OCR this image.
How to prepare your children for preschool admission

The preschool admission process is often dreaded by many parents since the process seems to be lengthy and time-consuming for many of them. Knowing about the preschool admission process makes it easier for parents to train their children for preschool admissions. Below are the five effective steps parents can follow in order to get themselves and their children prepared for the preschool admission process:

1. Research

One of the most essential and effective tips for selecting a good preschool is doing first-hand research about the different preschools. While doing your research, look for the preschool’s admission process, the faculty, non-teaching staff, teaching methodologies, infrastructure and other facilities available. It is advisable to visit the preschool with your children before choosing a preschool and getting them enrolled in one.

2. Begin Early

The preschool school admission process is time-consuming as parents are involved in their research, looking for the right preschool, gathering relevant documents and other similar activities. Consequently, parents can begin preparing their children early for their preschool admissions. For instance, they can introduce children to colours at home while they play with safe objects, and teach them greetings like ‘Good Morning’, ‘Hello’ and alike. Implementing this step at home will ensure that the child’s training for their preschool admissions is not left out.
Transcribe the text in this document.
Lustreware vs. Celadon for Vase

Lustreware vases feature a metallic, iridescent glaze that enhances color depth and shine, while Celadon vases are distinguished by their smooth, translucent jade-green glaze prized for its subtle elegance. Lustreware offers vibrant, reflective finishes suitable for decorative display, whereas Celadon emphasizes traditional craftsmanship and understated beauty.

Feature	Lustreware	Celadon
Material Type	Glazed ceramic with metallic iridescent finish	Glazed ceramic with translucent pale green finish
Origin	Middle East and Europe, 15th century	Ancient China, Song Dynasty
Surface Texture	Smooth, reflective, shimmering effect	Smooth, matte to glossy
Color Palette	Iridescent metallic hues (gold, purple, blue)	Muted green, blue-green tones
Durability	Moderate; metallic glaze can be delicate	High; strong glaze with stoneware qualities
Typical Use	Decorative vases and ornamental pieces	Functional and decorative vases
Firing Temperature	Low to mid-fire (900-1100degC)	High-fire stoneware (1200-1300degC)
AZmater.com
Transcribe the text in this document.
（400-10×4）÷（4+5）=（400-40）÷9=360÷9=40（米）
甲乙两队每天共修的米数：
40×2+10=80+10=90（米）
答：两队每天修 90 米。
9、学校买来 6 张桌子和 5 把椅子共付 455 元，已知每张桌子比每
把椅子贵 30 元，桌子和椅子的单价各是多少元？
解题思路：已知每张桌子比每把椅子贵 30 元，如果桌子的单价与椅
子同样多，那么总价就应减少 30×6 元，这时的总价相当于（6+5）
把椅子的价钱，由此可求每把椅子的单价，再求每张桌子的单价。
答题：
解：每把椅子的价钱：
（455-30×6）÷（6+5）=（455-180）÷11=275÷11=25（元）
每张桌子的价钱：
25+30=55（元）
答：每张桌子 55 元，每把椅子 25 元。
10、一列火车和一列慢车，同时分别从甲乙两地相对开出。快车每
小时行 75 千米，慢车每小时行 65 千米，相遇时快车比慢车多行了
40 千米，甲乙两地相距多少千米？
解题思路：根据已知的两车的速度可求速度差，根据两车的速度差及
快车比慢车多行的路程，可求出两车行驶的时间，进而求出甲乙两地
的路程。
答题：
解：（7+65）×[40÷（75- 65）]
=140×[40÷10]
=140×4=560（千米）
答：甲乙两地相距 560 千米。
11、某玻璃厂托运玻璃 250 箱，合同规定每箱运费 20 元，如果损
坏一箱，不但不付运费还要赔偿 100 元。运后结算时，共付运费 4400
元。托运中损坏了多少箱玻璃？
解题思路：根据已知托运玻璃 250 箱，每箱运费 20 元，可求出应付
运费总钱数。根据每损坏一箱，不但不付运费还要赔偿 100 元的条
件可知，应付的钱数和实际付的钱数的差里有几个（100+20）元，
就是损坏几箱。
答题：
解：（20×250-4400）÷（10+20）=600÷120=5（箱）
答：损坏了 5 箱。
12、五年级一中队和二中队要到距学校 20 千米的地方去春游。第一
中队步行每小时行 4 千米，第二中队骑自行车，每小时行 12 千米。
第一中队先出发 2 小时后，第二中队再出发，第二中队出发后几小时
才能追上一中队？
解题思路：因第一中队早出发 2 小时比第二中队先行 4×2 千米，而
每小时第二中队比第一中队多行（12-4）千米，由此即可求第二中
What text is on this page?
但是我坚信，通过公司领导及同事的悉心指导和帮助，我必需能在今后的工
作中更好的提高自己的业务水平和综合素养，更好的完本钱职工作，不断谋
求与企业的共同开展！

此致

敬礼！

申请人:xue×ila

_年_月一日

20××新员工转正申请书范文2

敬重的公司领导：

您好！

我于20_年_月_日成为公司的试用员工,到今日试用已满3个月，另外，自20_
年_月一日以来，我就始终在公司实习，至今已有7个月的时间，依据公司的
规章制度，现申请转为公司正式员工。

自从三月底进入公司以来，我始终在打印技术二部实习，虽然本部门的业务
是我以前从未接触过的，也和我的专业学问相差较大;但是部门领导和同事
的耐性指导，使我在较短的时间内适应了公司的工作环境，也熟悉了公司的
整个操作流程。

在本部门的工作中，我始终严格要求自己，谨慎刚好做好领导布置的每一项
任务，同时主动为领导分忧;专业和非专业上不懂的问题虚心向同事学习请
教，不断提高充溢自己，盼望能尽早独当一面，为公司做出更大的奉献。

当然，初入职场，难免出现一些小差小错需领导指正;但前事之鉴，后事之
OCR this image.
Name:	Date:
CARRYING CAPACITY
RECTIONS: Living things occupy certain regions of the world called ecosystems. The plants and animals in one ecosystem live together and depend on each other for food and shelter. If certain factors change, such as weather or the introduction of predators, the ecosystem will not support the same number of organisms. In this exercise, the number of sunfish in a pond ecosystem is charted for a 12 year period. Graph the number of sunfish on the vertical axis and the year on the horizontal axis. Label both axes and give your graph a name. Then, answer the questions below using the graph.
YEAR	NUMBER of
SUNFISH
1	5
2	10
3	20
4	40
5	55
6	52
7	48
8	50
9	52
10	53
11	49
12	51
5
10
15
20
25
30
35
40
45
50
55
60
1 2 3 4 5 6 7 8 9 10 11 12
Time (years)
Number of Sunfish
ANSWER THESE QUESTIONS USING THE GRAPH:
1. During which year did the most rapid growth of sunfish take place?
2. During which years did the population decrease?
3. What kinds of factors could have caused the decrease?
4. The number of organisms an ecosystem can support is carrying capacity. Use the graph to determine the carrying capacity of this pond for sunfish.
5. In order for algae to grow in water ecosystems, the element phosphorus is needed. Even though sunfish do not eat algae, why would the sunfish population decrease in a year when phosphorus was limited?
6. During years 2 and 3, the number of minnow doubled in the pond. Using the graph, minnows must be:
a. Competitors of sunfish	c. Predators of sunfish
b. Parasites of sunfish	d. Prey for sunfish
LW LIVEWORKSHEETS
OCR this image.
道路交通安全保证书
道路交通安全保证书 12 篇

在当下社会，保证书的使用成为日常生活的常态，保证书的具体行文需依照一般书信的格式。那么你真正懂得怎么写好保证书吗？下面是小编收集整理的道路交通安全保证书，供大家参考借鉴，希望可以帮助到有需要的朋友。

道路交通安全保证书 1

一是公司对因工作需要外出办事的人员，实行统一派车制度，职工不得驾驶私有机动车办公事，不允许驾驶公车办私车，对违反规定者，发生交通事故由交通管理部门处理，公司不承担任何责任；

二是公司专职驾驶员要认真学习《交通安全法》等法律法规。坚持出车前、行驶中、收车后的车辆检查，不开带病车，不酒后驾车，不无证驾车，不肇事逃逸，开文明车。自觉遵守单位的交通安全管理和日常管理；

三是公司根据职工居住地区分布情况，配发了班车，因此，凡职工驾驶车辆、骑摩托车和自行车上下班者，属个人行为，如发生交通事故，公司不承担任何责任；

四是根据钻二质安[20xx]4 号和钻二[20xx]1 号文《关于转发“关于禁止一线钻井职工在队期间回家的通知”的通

··········

## Exercise requirements
Retype the data exactly as given.

## Solution for this exercise
OCR this image.
How to prepare your children for preschool admission

The preschool admission process is often dreaded by many parents since the process seems to be lengthy and time-consuming for many of them. Knowing about the preschool admission process makes it easier for parents to train their children for preschool admissions. Below are the five effective steps parents can follow in order to get themselves and their children prepared for the preschool admission process:

1. Research

One of the most essential and effective tips for selecting a good preschool is doing first-hand research about the different preschools. While doing your research, look for the preschool’s admission process, the faculty, non-teaching staff, teaching methodologies, infrastructure and other facilities available. It is advisable to visit the preschool with your children before choosing a preschool and getting them enrolled in one.

2. Begin Early

The preschool school admission process is time-consuming as parents are involved in their research, looking for the right preschool, gathering relevant documents and other similar activities. Consequently, parents can begin preparing their children early for their preschool admissions. For instance, they can introduce children to colours at home while they play with safe objects, and teach them greetings like ‘Good Morning’, ‘Hello’ and alike. Implementing this step at home will ensure that the child’s training for their preschool admissions is not left out.
Transcribe the text in this document.
Lustreware vs. Celadon for Vase

Lustreware vases feature a metallic, iridescent glaze that enhances color depth and shine, while Celadon vases are distinguished by their smooth, translucent jade-green glaze prized for its subtle elegance. Lustreware offers vibrant, reflective finishes suitable for decorative display, whereas Celadon emphasizes traditional craftsmanship and understated beauty.

Feature	Lustreware	Celadon
Material Type	Glazed ceramic with metallic iridescent finish	Glazed ceramic with translucent pale green finish
Origin	Middle East and Europe, 15th century	Ancient China, Song Dynasty
Surface Texture	Smooth, reflective, shimmering effect	Smooth, matte to glossy
Color Palette	Iridescent metallic hues (gold, purple, blue)	Muted green, blue-green tones
Durability	Moderate; metallic glaze can be delicate	High; strong glaze with stoneware qualities
Typical Use	Decorative vases and ornamental pieces	Functional and decorative vases
Firing Temperature	Low to mid-fire (900-1100degC)	High-fire stoneware (1200-1300degC)
AZmater.com
Transcribe the text in this document.
（400-10×4）÷（4+5）=（400-40）÷9=360÷9=40（米）
甲乙两队每天共修的米数：
40×2+10=80+10=90（米）
答：两队每天修 90 米。
9、学校买来 6 张桌子和 5 把椅子共付 455 元，已知每张桌子比每
把椅子贵 30 元，桌子和椅子的单价各是多少元？
解题思路：已知每张桌子比每把椅子贵 30 元，如果桌子的单价与椅
子同样多，那么总价就应减少 30×6 元，这时的总价相当于（6+5）
把椅子的价钱，由此可求每把椅子的单价，再求每张桌子的单价。
答题：
解：每把椅子的价钱：
（455-30×6）÷（6+5）=（455-180）÷11=275÷11=25（元）
每张桌子的价钱：
25+30=55（元）
答：每张桌子 55 元，每把椅子 25 元。
10、一列火车和一列慢车，同时分别从甲乙两地相对开出。快车每
小时行 75 千米，慢车每小时行 65 千米，相遇时快车比慢车多行了
40 千米，甲乙两地相距多少千米？
解题思路：根据已知的两车的速度可求速度差，根据两车的速度差及
快车比慢车多行的路程，可求出两车行驶的时间，进而求出甲乙两地
的路程。
答题：
解：（7+65）×[40÷（75- 65）]
=140×[40÷10]
=140×4=560（千米）
答：甲乙两地相距 560 千米。
11、某玻璃厂托运玻璃 250 箱，合同规定每箱运费 20 元，如果损
坏一箱，不但不付运费还要赔偿 100 元。运后结算时，共付运费 4400
元。托运中损坏了多少箱玻璃？
解题思路：根据已知托运玻璃 250 箱，每箱运费 20 元，可求出应付
运费总钱数。根据每损坏一箱，不但不付运费还要赔偿 100 元的条
件可知，应付的钱数和实际付的钱数的差里有几个（100+20）元，
就是损坏几箱。
答题：
解：（20×250-4400）÷（10+20）=600÷120=5（箱）
答：损坏了 5 箱。
12、五年级一中队和二中队要到距学校 20 千米的地方去春游。第一
中队步行每小时行 4 千米，第二中队骑自行车，每小时行 12 千米。
第一中队先出发 2 小时后，第二中队再出发，第二中队出发后几小时
才能追上一中队？
解题思路：因第一中队早出发 2 小时比第二中队先行 4×2 千米，而
每小时第二中队比第一中队多行（12-4）千米，由此即可求第二中
What text is on this page?
但是我坚信，通过公司领导及同事的悉心指导和帮助，我必需能在今后的工
作中更好的提高自己的业务水平和综合素养，更好的完本钱职工作，不断谋
求与企业的共同开展！

此致

敬礼！

申请人:xue×ila

_年_月一日

20××新员工转正申请书范文2

敬重的公司领导：

您好！

我于20_年_月_日成为公司的试用员工,到今日试用已满3个月，另外，自20_
年_月一日以来，我就始终在公司实习，至今已有7个月的时间，依据公司的
规章制度，现申请转为公司正式员工。

自从三月底进入公司以来，我始终在打印技术二部实习，虽然本部门的业务
是我以前从未接触过的，也和我的专业学问相差较大;但是部门领导和同事
的耐性指导，使我在较短的时间内适应了公司的工作环境，也熟悉了公司的
整个操作流程。

在本部门的工作中，我始终严格要求自己，谨慎刚好做好领导布置的每一项
任务，同时主动为领导分忧;专业和非专业上不懂的问题虚心向同事学习请
教，不断提高充溢自己，盼望能尽早独当一面，为公司做出更大的奉献。

当然，初入职场，难免出现一些小差小错需领导指正;但前事之鉴，后事之
OCR this image.
Name:	Date:
CARRYING CAPACITY
RECTIONS: Living things occupy certain regions of the world called ecosystems. The plants and animals in one ecosystem live together and depend on each other for food and shelter. If certain factors change, such as weather or the introduction of predators, the ecosystem will not support the same number of organisms. In this exercise, the number of sunfish in a pond ecosystem is charted for a 12 year period. Graph the number of sunfish on the vertical axis and the year on the horizontal axis. Label both axes and give your graph a name. Then, answer the questions below using the graph.
YEAR	NUMBER of
SUNFISH
1	5
2	10
3	20
4	40
5	55
6	52
7	48
8	50
9	52
10	53
11	49
12	51
5
10
15
20
25
30
35
40
45
50
55
60
1 2 3 4 5 6 7 8 9 10 11 12
Time (years)
Number of Sunfish
ANSWER THESE QUESTIONS USING THE GRAPH:
1. During which year did the most rapid growth of sunfish take place?
2. During which years did the population decrease?
3. What kinds of factors could have caused the decrease?
4. The number of organisms an ecosystem can support is carrying capacity. Use the graph to determine the carrying capacity of this pond for sunfish.
5. In order for algae to grow in water ecosystems, the element phosphorus is needed. Even though sunfish do not eat algae, why would the sunfish population decrease in a year when phosphorus was limited?
6. During years 2 and 3, the number of minnow doubled in the pond. Using the graph, minnows must be:
a. Competitors of sunfish	c. Predators of sunfish
b. Parasites of sunfish	d. Prey for sunfish
LW LIVEWORKSHEETS
OCR this image.
道路交通安全保证书
道路交通安全保证书 12 篇

在当下社会，保证书的使用成为日常生活的常态，保证书的具体行文需依照一般书信的格式。那么你真正懂得怎么写好保证书吗？下面是小编收集整理的道路交通安全保证书，供大家参考借鉴，希望可以帮助到有需要的朋友。

道路交通安全保证书 1

一是公司对因工作需要外出办事的人员，实行统一派车制度，职工不得驾驶私有机动车办公事，不允许驾驶公车办私车，对违反规定者，发生交通事故由交通管理部门处理，公司不承担任何责任；

二是公司专职驾驶员要认真学习《交通安全法》等法律法规。坚持出车前、行驶中、收车后的车辆检查，不开带病车，不酒后驾车，不无证驾车，不肇事逃逸，开文明车。自觉遵守单位的交通安全管理和日常管理；

三是公司根据职工居住地区分布情况，配发了班车，因此，凡职工驾驶车辆、骑摩托车和自行车上下班者，属个人行为，如发生交通事故，公司不承担任何责任；

四是根据钻二质安[20xx]4 号和钻二[20xx]1 号文《关于转发“关于禁止一线钻井职工在队期间回家的通知”的通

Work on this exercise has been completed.